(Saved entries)

--- --- ---

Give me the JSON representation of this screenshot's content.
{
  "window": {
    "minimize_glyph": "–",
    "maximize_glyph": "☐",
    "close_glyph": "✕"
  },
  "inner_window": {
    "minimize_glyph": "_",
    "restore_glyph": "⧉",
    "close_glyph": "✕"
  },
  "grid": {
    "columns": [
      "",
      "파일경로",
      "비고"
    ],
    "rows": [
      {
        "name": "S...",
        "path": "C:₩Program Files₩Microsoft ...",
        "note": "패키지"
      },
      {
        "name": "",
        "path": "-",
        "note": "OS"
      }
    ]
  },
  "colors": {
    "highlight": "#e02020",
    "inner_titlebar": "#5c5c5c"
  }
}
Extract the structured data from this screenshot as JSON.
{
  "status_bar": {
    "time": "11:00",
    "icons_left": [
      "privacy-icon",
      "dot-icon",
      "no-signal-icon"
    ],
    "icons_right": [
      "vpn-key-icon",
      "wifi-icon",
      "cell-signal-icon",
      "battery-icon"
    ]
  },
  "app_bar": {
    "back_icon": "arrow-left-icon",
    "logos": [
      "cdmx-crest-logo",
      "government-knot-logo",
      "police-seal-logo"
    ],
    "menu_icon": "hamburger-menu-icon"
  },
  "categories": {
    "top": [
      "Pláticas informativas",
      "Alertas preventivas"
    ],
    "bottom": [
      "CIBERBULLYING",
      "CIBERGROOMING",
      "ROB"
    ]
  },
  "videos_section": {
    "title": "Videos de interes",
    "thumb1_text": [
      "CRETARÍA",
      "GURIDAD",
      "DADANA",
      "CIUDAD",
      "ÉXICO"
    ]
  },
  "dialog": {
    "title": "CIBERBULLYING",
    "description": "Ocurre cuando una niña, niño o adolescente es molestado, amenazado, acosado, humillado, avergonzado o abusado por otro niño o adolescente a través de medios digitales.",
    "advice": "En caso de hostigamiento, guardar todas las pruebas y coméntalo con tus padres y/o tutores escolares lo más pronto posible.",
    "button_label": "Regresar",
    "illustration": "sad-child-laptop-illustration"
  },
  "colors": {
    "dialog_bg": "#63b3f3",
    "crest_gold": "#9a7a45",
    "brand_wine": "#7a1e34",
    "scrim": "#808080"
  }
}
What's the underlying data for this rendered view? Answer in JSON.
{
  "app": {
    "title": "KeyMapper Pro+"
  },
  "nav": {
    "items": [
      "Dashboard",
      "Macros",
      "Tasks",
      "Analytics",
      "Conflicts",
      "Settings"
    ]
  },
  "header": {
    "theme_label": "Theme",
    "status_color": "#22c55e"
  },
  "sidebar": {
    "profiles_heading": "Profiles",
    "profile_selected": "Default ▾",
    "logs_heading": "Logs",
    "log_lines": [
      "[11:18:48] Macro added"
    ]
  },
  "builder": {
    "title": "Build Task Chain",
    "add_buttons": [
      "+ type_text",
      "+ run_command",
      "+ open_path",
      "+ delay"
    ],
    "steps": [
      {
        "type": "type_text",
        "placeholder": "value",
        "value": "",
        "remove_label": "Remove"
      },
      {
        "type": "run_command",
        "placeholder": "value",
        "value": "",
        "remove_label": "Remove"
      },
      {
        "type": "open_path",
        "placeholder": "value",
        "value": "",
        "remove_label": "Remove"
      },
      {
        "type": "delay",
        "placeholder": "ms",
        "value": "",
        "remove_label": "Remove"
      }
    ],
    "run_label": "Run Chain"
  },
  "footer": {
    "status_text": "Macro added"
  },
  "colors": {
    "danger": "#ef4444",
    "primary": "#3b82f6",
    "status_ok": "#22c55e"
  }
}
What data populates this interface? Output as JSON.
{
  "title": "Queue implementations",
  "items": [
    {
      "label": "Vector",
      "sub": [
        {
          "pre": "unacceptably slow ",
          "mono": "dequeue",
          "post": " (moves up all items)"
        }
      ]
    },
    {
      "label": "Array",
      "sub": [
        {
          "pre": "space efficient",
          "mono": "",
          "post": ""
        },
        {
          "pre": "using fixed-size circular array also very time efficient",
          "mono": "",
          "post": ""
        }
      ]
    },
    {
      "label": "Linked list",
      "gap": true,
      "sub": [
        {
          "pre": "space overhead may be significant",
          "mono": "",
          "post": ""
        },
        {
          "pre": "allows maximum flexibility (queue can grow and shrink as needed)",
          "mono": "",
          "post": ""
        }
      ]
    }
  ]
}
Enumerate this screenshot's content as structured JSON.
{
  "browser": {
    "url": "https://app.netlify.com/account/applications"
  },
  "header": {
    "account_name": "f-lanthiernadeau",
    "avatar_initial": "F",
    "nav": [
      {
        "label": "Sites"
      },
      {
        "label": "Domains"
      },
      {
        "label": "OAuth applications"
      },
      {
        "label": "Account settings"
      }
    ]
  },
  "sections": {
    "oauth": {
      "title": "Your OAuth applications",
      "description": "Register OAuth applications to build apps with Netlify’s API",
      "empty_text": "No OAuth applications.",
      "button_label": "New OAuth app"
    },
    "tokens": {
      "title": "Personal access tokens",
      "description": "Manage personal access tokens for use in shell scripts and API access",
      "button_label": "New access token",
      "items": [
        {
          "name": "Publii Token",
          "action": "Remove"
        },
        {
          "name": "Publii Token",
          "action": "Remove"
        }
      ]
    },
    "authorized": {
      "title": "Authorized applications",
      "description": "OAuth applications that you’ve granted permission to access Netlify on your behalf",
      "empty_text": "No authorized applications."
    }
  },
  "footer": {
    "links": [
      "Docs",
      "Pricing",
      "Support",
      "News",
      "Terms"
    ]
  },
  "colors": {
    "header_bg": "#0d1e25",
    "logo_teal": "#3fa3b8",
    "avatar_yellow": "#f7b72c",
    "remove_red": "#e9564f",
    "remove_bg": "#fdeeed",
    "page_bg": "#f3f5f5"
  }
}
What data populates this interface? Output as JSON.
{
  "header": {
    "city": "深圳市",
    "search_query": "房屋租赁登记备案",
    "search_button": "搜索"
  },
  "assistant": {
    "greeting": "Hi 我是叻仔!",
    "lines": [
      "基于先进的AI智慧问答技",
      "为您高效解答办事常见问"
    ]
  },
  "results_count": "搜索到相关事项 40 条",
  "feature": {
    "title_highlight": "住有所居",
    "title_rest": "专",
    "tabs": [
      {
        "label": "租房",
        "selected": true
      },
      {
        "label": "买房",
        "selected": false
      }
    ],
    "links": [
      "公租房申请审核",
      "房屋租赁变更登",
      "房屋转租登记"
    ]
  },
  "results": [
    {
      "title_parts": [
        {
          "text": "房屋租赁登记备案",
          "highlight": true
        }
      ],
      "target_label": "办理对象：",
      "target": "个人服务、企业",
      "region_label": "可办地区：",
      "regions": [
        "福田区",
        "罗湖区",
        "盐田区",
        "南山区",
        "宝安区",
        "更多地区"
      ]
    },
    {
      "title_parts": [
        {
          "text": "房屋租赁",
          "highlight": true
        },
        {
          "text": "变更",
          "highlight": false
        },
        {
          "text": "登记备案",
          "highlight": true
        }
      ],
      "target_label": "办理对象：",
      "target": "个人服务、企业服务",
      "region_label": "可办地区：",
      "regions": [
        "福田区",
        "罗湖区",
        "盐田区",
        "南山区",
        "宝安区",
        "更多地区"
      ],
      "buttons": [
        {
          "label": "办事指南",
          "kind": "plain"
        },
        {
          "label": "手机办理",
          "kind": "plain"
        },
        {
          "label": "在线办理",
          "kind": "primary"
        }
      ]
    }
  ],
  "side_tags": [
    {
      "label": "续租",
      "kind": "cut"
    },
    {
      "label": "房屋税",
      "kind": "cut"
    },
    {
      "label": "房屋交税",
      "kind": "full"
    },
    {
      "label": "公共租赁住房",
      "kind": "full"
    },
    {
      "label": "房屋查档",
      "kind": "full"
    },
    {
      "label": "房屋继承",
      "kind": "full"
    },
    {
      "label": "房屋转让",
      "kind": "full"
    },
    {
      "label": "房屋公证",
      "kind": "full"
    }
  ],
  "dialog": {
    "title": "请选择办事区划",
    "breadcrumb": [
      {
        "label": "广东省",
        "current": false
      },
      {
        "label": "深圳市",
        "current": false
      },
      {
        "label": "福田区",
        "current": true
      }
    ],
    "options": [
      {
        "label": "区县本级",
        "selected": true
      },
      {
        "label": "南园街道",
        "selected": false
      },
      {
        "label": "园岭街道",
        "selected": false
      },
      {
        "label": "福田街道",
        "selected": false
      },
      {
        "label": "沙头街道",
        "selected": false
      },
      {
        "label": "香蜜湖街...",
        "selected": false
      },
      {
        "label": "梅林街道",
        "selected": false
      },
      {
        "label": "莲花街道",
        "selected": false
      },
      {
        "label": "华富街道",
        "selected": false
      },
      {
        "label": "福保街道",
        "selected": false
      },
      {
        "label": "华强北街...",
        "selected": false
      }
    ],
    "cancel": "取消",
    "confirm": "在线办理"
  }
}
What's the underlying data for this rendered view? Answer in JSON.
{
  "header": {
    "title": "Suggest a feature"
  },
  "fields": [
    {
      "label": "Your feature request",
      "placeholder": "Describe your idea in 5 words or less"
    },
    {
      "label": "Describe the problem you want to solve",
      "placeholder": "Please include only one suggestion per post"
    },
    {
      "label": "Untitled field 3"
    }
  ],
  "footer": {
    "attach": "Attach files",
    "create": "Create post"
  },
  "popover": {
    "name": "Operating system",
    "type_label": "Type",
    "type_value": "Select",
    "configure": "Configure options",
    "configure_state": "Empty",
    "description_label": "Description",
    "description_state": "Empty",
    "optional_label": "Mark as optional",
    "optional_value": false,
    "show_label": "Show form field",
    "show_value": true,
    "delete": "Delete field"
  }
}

--- --- ---

**What to do:** Find each line holding "options". Copy it out.

**Written solution:**
    "options": [
    "configure": "Configure options",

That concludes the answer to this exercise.